Problem statement:
Every line holding the string "Hard" should be gathered.

Supplied entries:
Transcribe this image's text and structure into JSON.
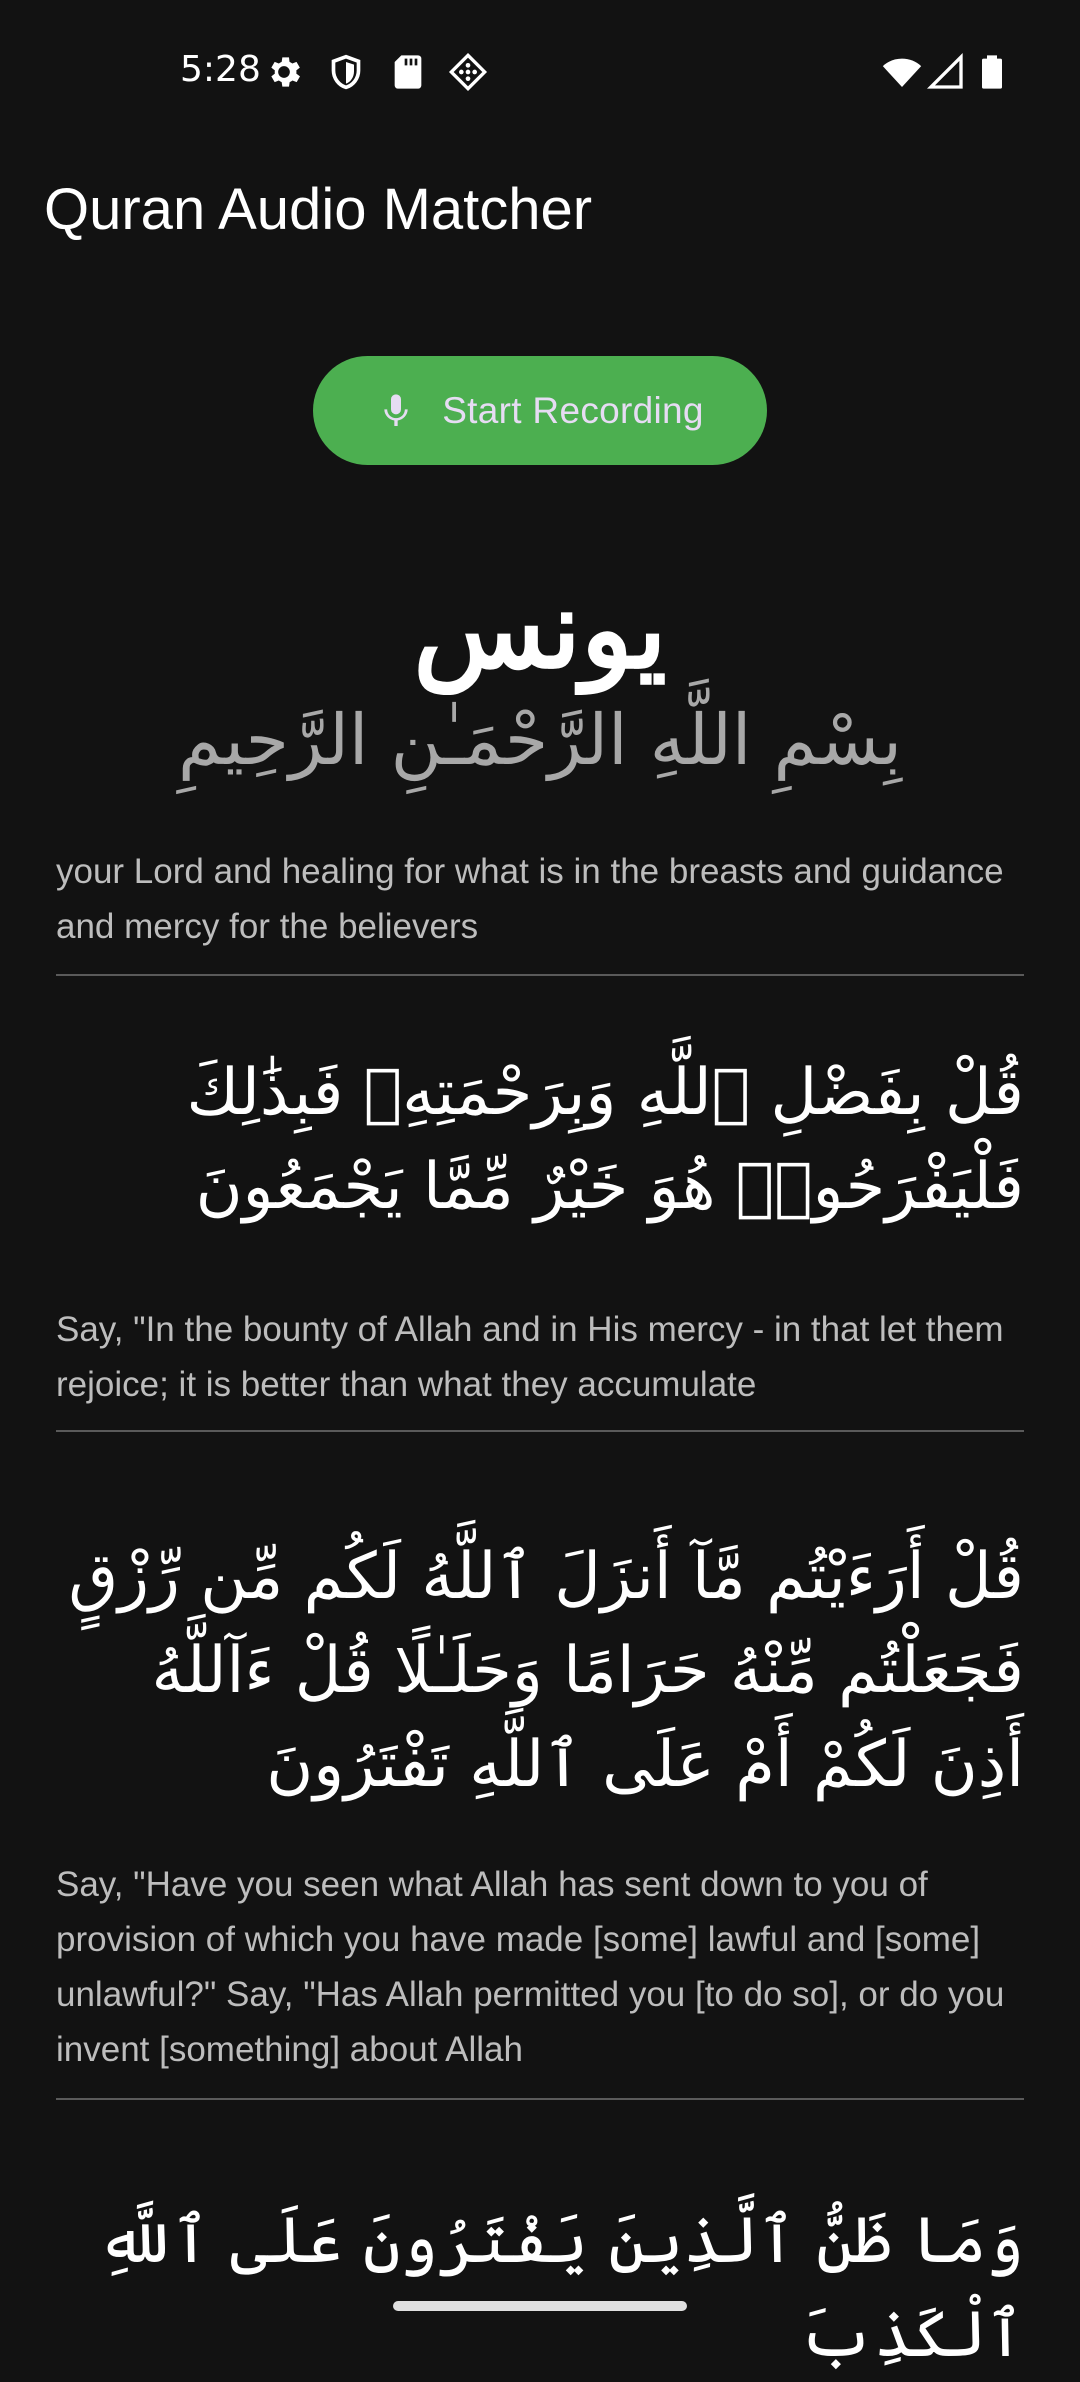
{
  "status_bar": {
    "time": "5:28",
    "left_icons": [
      "settings-gear-icon",
      "shield-icon",
      "sd-card-icon",
      "diamond-grid-icon"
    ],
    "right_icons": [
      "wifi-icon",
      "cellular-signal-icon",
      "battery-icon"
    ]
  },
  "app_bar": {
    "title": "Quran Audio Matcher"
  },
  "record_button": {
    "label": "Start Recording",
    "icon": "microphone-icon",
    "color": "#4caf50"
  },
  "surah": {
    "name": "يونس",
    "basmala": "بِسْمِ اللَّهِ الرَّحْمَـٰنِ الرَّحِيمِ"
  },
  "verses": [
    {
      "arabic": "",
      "translation": "your Lord and healing for what is in the breasts and guidance and mercy for the believers"
    },
    {
      "arabic": "قُلْ بِفَضْلِ ٱللَّهِ وَبِرَحْمَتِهِۦ فَبِذَٰلِكَ فَلْيَفْرَحُوا۟ هُوَ خَيْرٌ مِّمَّا يَجْمَعُونَ",
      "translation": "Say, \"In the bounty of Allah and in His mercy - in that let them rejoice; it is better than what they accumulate"
    },
    {
      "arabic": "قُلْ أَرَءَيْتُم مَّآ أَنزَلَ ٱللَّهُ لَكُم مِّن رِّزْقٍ فَجَعَلْتُم مِّنْهُ حَرَامًا وَحَلَـٰلًا قُلْ ءَآللَّهُ أَذِنَ لَكُمْ أَمْ عَلَى ٱللَّهِ تَفْتَرُونَ",
      "translation": "Say, \"Have you seen what Allah has sent down to you of provision of which you have made [some] lawful and [some] unlawful?\" Say, \"Has Allah permitted you [to do so], or do you invent [something] about Allah"
    },
    {
      "arabic": "وَمَا ظَنُّ ٱلَّذِينَ يَفْتَرُونَ عَلَى ٱللَّهِ ٱلْكَذِبَ",
      "translation": ""
    }
  ]
}
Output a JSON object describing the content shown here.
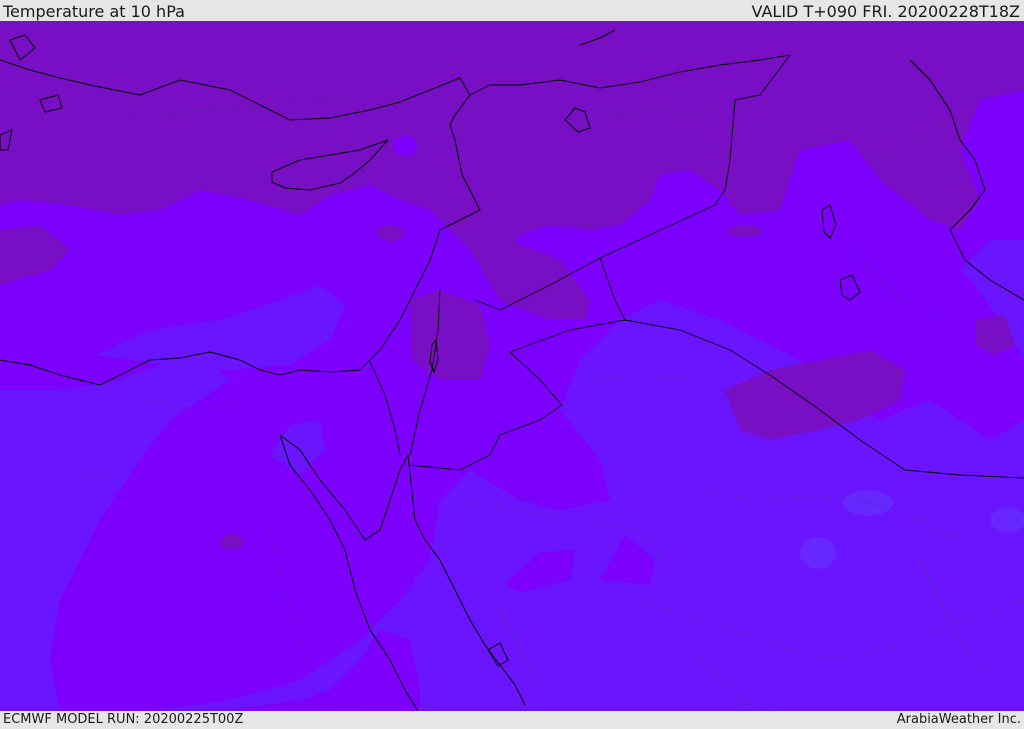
{
  "header": {
    "title": "Temperature at 10 hPa",
    "valid_time": "VALID T+090 FRI. 20200228T18Z"
  },
  "footer": {
    "model_run": "ECMWF MODEL RUN: 20200225T00Z",
    "credit": "ArabiaWeather Inc."
  },
  "colors": {
    "band_dark": "#780fc4",
    "band_mid": "#7d00ff",
    "band_light": "#6a14ff",
    "coastline": "#000000",
    "border_dotted": "#4a2c8a",
    "bar_background": "#e6e6e6"
  }
}
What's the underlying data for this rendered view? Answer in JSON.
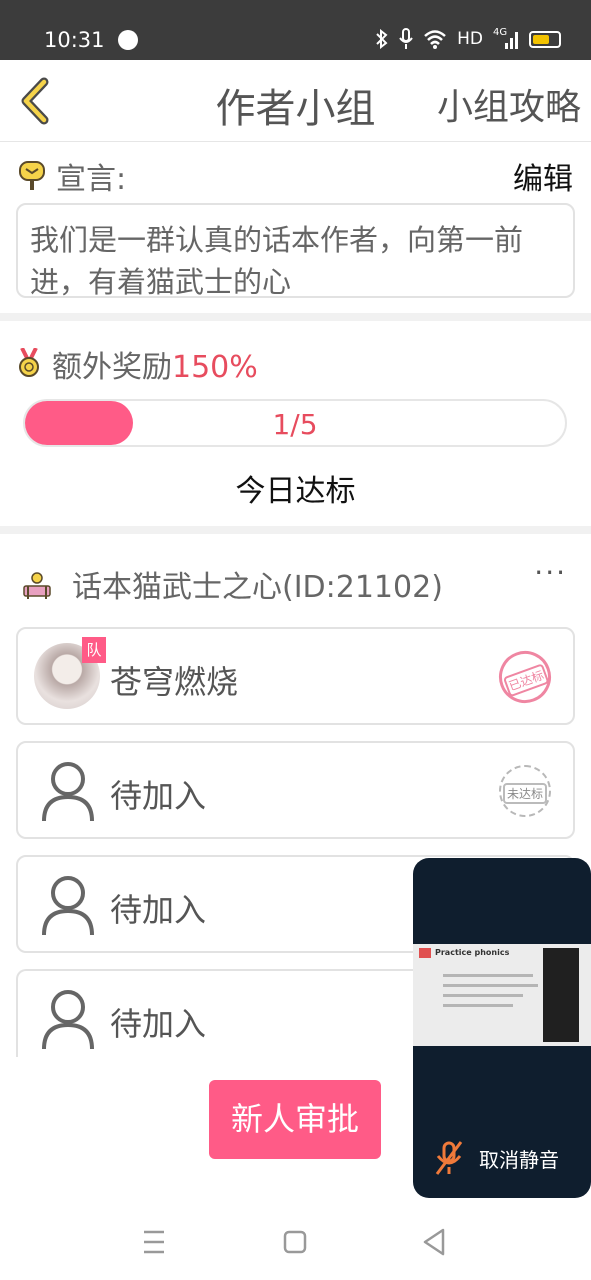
{
  "status_bar": {
    "time": "10:31",
    "network": "HD",
    "signal": "4G"
  },
  "header": {
    "title": "作者小组",
    "guide": "小组攻略"
  },
  "declaration": {
    "label": "宣言:",
    "edit": "编辑",
    "text": "我们是一群认真的话本作者，向第一前进，有着猫武士的心"
  },
  "reward": {
    "label": "额外奖励",
    "percent": "150%",
    "progress_text": "1/5",
    "progress_fraction": 0.2,
    "status": "今日达标"
  },
  "group": {
    "name": "话本猫武士之心(ID:21102)",
    "more": "···",
    "members": [
      {
        "name": "苍穹燃烧",
        "tag": "队",
        "stamp": "已达标"
      },
      {
        "name": "待加入",
        "stamp": "未达标"
      },
      {
        "name": "待加入"
      },
      {
        "name": "待加入"
      }
    ]
  },
  "approve_button": "新人审批",
  "video_call": {
    "slide_title": "Practice phonics",
    "unmute": "取消静音"
  },
  "colors": {
    "accent": "#ff5b87",
    "accent_text": "#e74c5e",
    "video_bg": "#0f1e2e"
  }
}
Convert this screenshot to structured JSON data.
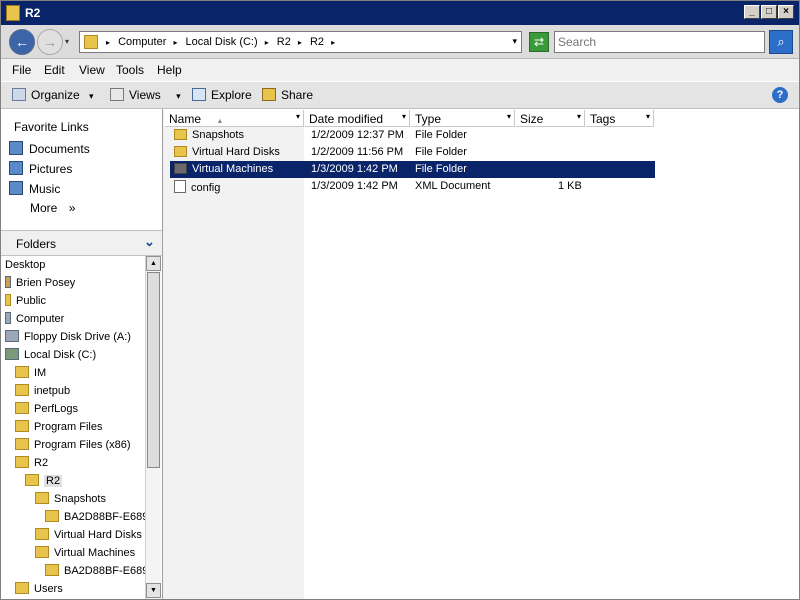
{
  "window": {
    "title": "R2"
  },
  "title_buttons": {
    "minimize": "_",
    "maximize": "□",
    "close": "×"
  },
  "nav": {
    "back_icon": "←",
    "forward_icon": "→",
    "dropdown_icon": "▾"
  },
  "address": {
    "crumbs": [
      "Computer",
      "Local Disk (C:)",
      "R2",
      "R2"
    ],
    "separator": "▸",
    "dropdown_icon": "▾"
  },
  "refresh_icon": "⇄",
  "search": {
    "placeholder": "Search",
    "icon": "⌕"
  },
  "menu": [
    "File",
    "Edit",
    "View",
    "Tools",
    "Help"
  ],
  "toolbar": {
    "organize": "Organize",
    "views": "Views",
    "explore": "Explore",
    "share": "Share",
    "dropdown_icon": "▾",
    "help_icon": "?"
  },
  "favorites": {
    "title": "Favorite Links",
    "items": [
      "Documents",
      "Pictures",
      "Music"
    ],
    "more": "More",
    "more_icon": "»"
  },
  "folders": {
    "title": "Folders",
    "collapse_icon": "⌄",
    "tree": [
      "Desktop",
      "Brien Posey",
      "Public",
      "Computer",
      "Floppy Disk Drive (A:)",
      "Local Disk (C:)",
      "IM",
      "inetpub",
      "PerfLogs",
      "Program Files",
      "Program Files (x86)",
      "R2",
      "R2",
      "Snapshots",
      "BA2D88BF-E689",
      "Virtual Hard Disks",
      "Virtual Machines",
      "BA2D88BF-E689",
      "Users"
    ]
  },
  "scroll": {
    "up_icon": "▲",
    "down_icon": "▼"
  },
  "columns": [
    "Name",
    "Date modified",
    "Type",
    "Size",
    "Tags"
  ],
  "sort_icon": "▲",
  "files": [
    {
      "name": "Snapshots",
      "date": "1/2/2009 12:37 PM",
      "type": "File Folder",
      "size": ""
    },
    {
      "name": "Virtual Hard Disks",
      "date": "1/2/2009 11:56 PM",
      "type": "File Folder",
      "size": ""
    },
    {
      "name": "Virtual Machines",
      "date": "1/3/2009 1:42 PM",
      "type": "File Folder",
      "size": ""
    },
    {
      "name": "config",
      "date": "1/3/2009 1:42 PM",
      "type": "XML Document",
      "size": "1 KB"
    }
  ],
  "colors": {
    "selection": "#0a246a",
    "folder": "#e8c44c"
  }
}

Solution to this problem:
      "Virtual Hard Disks",
      "name": "Virtual Hard Disks",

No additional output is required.